INSTRUCTIONS FOR THE TASK: Print the following lines without any changes.

======== GIVEN DATA ========

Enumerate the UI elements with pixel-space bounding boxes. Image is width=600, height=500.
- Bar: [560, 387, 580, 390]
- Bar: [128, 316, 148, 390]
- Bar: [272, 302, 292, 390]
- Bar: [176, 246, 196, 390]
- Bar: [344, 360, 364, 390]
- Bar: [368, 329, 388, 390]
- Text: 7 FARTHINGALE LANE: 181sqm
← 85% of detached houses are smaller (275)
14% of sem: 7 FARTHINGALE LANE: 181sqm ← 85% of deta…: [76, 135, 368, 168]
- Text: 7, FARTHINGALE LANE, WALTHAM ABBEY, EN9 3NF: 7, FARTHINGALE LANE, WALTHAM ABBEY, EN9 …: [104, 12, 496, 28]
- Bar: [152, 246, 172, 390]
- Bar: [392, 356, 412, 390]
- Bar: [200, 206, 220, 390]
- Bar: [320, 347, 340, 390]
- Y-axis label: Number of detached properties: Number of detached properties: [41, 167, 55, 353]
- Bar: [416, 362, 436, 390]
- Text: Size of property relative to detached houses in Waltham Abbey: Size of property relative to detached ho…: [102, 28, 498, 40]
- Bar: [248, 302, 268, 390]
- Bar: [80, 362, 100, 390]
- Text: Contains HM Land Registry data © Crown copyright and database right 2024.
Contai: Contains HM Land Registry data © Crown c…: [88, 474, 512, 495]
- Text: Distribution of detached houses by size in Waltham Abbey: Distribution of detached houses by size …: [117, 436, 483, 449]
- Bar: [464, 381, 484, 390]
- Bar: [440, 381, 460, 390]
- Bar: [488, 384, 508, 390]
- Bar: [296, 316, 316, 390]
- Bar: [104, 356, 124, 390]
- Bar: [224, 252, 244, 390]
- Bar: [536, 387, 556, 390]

========

RESULT FOR THIS TASK:
Enumerate the UI elements with pixel-space bounding boxes. Image is width=600, height=500.
- Bar: [560, 387, 580, 390]
- Bar: [128, 316, 148, 390]
- Bar: [272, 302, 292, 390]
- Bar: [176, 246, 196, 390]
- Bar: [344, 360, 364, 390]
- Bar: [368, 329, 388, 390]
- Text: 7 FARTHINGALE LANE: 181sqm
← 85% of detached houses are smaller (275)
14% of sem: 7 FARTHINGALE LANE: 181sqm ← 85% of deta…: [76, 135, 368, 168]
- Text: 7, FARTHINGALE LANE, WALTHAM ABBEY, EN9 3NF: 7, FARTHINGALE LANE, WALTHAM ABBEY, EN9 …: [104, 12, 496, 28]
- Bar: [152, 246, 172, 390]
- Bar: [392, 356, 412, 390]
- Bar: [200, 206, 220, 390]
- Bar: [320, 347, 340, 390]
- Y-axis label: Number of detached properties: Number of detached properties: [41, 167, 55, 353]
- Bar: [416, 362, 436, 390]
- Text: Size of property relative to detached houses in Waltham Abbey: Size of property relative to detached ho…: [102, 28, 498, 40]
- Bar: [248, 302, 268, 390]
- Bar: [80, 362, 100, 390]
- Text: Contains HM Land Registry data © Crown copyright and database right 2024.
Contai: Contains HM Land Registry data © Crown c…: [88, 474, 512, 495]
- Text: Distribution of detached houses by size in Waltham Abbey: Distribution of detached houses by size …: [117, 436, 483, 449]
- Bar: [464, 381, 484, 390]
- Bar: [440, 381, 460, 390]
- Bar: [488, 384, 508, 390]
- Bar: [296, 316, 316, 390]
- Bar: [104, 356, 124, 390]
- Bar: [224, 252, 244, 390]
- Bar: [536, 387, 556, 390]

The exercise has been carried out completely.